▸ Task description
Write out every single entry exactly.

▸ Extracted information
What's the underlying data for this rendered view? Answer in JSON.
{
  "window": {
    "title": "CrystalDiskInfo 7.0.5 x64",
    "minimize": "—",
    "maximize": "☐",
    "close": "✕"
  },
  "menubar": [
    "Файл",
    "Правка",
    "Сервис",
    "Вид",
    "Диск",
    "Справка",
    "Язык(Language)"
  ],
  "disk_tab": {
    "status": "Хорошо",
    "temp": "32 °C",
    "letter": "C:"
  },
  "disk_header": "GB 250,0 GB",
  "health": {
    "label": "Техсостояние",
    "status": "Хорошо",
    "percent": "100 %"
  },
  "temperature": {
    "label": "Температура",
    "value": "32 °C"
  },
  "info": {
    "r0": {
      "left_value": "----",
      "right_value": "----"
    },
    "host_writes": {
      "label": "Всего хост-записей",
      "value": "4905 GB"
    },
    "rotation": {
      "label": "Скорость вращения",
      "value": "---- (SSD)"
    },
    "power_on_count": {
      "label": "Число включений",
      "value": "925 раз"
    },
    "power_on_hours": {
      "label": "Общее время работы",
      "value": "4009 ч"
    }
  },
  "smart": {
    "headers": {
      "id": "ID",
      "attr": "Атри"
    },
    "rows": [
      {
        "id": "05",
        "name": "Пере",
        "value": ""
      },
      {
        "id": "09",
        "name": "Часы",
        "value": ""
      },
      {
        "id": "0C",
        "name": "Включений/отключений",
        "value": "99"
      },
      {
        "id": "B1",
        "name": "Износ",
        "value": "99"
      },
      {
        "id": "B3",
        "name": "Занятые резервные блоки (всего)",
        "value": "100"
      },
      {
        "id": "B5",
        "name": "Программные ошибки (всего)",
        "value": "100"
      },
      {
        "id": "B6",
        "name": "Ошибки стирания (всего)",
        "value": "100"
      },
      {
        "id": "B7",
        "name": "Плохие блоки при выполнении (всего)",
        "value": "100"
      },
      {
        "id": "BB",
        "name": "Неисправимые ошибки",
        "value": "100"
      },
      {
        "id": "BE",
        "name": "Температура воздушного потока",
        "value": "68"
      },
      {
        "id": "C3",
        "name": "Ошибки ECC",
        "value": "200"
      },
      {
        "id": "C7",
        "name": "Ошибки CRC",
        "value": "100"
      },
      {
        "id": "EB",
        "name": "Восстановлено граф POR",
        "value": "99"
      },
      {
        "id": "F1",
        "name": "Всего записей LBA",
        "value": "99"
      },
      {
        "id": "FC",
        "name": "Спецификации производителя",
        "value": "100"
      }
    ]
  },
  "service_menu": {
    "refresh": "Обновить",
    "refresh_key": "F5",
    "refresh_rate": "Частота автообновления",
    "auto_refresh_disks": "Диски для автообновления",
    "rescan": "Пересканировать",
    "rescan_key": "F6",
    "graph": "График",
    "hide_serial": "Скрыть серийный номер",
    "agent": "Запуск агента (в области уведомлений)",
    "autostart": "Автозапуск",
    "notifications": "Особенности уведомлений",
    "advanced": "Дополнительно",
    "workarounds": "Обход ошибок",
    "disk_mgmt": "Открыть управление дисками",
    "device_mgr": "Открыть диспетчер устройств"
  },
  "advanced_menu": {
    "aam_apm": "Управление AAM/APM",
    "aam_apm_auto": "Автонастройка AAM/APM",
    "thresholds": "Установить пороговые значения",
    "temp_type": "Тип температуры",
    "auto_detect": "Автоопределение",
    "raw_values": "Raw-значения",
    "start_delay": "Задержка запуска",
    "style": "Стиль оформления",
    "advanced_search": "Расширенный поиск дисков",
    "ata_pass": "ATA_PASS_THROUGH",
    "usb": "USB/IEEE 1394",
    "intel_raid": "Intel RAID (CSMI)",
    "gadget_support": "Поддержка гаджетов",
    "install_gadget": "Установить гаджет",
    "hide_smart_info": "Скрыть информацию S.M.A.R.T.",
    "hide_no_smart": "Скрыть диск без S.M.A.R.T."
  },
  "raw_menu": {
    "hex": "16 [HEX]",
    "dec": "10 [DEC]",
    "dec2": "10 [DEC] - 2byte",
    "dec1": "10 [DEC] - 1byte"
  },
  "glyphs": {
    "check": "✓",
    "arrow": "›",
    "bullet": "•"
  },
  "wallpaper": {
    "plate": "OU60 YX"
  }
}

▸ Reply
What's the underlying data for this rendered view? Answer in JSON.
{
  "window": {
    "title": "CrystalDiskInfo 7.0.5 x64",
    "minimize": "—",
    "maximize": "☐",
    "close": "✕"
  },
  "menubar": [
    "Файл",
    "Правка",
    "Сервис",
    "Вид",
    "Диск",
    "Справка",
    "Язык(Language)"
  ],
  "disk_tab": {
    "status": "Хорошо",
    "temp": "32 °C",
    "letter": "C:"
  },
  "disk_header": "GB 250,0 GB",
  "health": {
    "label": "Техсостояние",
    "status": "Хорошо",
    "percent": "100 %"
  },
  "temperature": {
    "label": "Температура",
    "value": "32 °C"
  },
  "info": {
    "r0": {
      "left_value": "----",
      "right_value": "----"
    },
    "host_writes": {
      "label": "Всего хост-записей",
      "value": "4905 GB"
    },
    "rotation": {
      "label": "Скорость вращения",
      "value": "---- (SSD)"
    },
    "power_on_count": {
      "label": "Число включений",
      "value": "925 раз"
    },
    "power_on_hours": {
      "label": "Общее время работы",
      "value": "4009 ч"
    }
  },
  "smart": {
    "headers": {
      "id": "ID",
      "attr": "Атри"
    },
    "rows": [
      {
        "id": "05",
        "name": "Пере",
        "value": ""
      },
      {
        "id": "09",
        "name": "Часы",
        "value": ""
      },
      {
        "id": "0C",
        "name": "Включений/отключений",
        "value": "99"
      },
      {
        "id": "B1",
        "name": "Износ",
        "value": "99"
      },
      {
        "id": "B3",
        "name": "Занятые резервные блоки (всего)",
        "value": "100"
      },
      {
        "id": "B5",
        "name": "Программные ошибки (всего)",
        "value": "100"
      },
      {
        "id": "B6",
        "name": "Ошибки стирания (всего)",
        "value": "100"
      },
      {
        "id": "B7",
        "name": "Плохие блоки при выполнении (всего)",
        "value": "100"
      },
      {
        "id": "BB",
        "name": "Неисправимые ошибки",
        "value": "100"
      },
      {
        "id": "BE",
        "name": "Температура воздушного потока",
        "value": "68"
      },
      {
        "id": "C3",
        "name": "Ошибки ECC",
        "value": "200"
      },
      {
        "id": "C7",
        "name": "Ошибки CRC",
        "value": "100"
      },
      {
        "id": "EB",
        "name": "Восстановлено граф POR",
        "value": "99"
      },
      {
        "id": "F1",
        "name": "Всего записей LBA",
        "value": "99"
      },
      {
        "id": "FC",
        "name": "Спецификации производителя",
        "value": "100"
      }
    ]
  },
  "service_menu": {
    "refresh": "Обновить",
    "refresh_key": "F5",
    "refresh_rate": "Частота автообновления",
    "auto_refresh_disks": "Диски для автообновления",
    "rescan": "Пересканировать",
    "rescan_key": "F6",
    "graph": "График",
    "hide_serial": "Скрыть серийный номер",
    "agent": "Запуск агента (в области уведомлений)",
    "autostart": "Автозапуск",
    "notifications": "Особенности уведомлений",
    "advanced": "Дополнительно",
    "workarounds": "Обход ошибок",
    "disk_mgmt": "Открыть управление дисками",
    "device_mgr": "Открыть диспетчер устройств"
  },
  "advanced_menu": {
    "aam_apm": "Управление AAM/APM",
    "aam_apm_auto": "Автонастройка AAM/APM",
    "thresholds": "Установить пороговые значения",
    "temp_type": "Тип температуры",
    "auto_detect": "Автоопределение",
    "raw_values": "Raw-значения",
    "start_delay": "Задержка запуска",
    "style": "Стиль оформления",
    "advanced_search": "Расширенный поиск дисков",
    "ata_pass": "ATA_PASS_THROUGH",
    "usb": "USB/IEEE 1394",
    "intel_raid": "Intel RAID (CSMI)",
    "gadget_support": "Поддержка гаджетов",
    "install_gadget": "Установить гаджет",
    "hide_smart_info": "Скрыть информацию S.M.A.R.T.",
    "hide_no_smart": "Скрыть диск без S.M.A.R.T."
  },
  "raw_menu": {
    "hex": "16 [HEX]",
    "dec": "10 [DEC]",
    "dec2": "10 [DEC] - 2byte",
    "dec1": "10 [DEC] - 1byte"
  },
  "glyphs": {
    "check": "✓",
    "arrow": "›",
    "bullet": "•"
  },
  "wallpaper": {
    "plate": "OU60 YX"
  }
}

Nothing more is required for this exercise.